EXCERPT -

Donald Trump Also Sucks, Of Course (milo z), Friday, 5 June 2020 23:50 (four years ago)

DC can exist as an imprint that keeps Watchmen in print just to fuck with Alan Moore.

Donald Trump Also Sucks, Of Course (milo z), Friday, 5 June 2020 23:53 (four years ago)

Also of note in the Groth interview: Eisner, Joe Kubert and Gil Kane being unable to do "serious" work well, and funny story about Mark Waid.

Robert Adam Gilmour, Saturday, 6 June 2020 19:00 (four years ago)

Tbf Diamond looks like an absolute basket case of a company to be associated with

Tsar Bombadil (James Morrison), Saturday, 6 June 2020 23:52 (four years ago)

tfw you intentionally create a monopoly for your exclusive trading partner and then get confused when they act like a monopoly for 25 years

an, uh, razor of love (sic), Saturday, 6 June 2020 23:58 (four years ago)

Diamond should be tarred and feathered just for forcing owners to put up with the ordering software. It's clunky as hell and decades out of date.

I am a bit concerned that shops are going to be hurt since their shipping costs will effectively double, but that's the price of losing a monopoly.

Nhex, Sunday, 7 June 2020 00:01 (four years ago)

WRITTEN EXERCISE -
Can you give the forum thread again, starting with "Robert Adam Gilmour, Saturday, 6" and going on through "23:58 (four years ago)", but swap "monopoly" for "cartel"? The data has nothing to do with the forum thread.

DATA EXCERPT -
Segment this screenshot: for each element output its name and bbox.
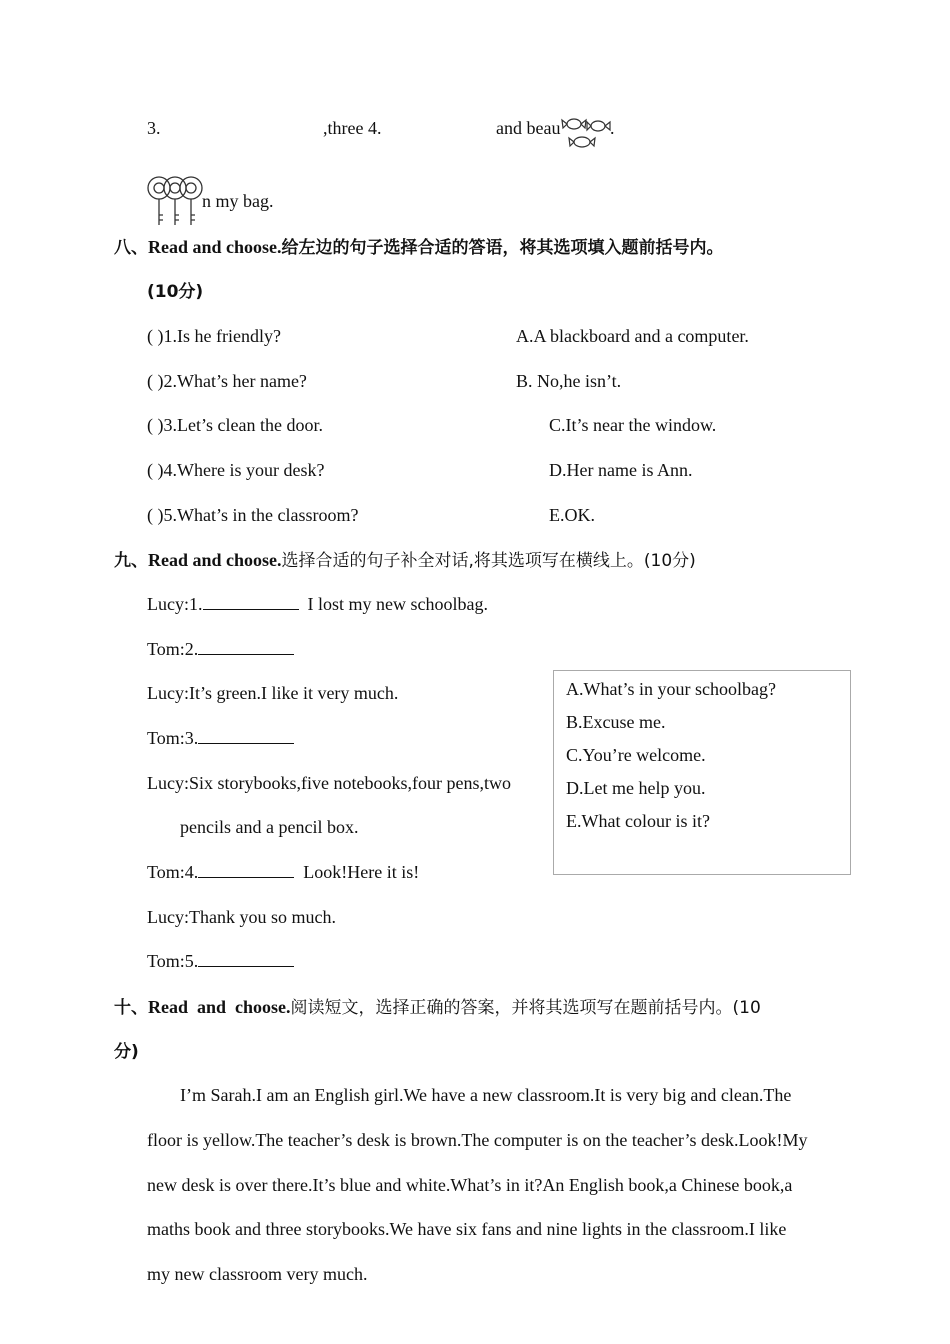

WORKED ANSWER -
Robert Adam Gilmour, Saturday, 6 June 2020 19:00 (four years ago)

Tbf Diamond looks like an absolute basket case of a company to be associated with

Tsar Bombadil (James Morrison), Saturday, 6 June 2020 23:52 (four years ago)

tfw you intentionally create a cartel for your exclusive trading partner and then get confused when they act like a cartel for 25 years

an, uh, razor of love (sic), Saturday, 6 June 2020 23:58 (four years ago)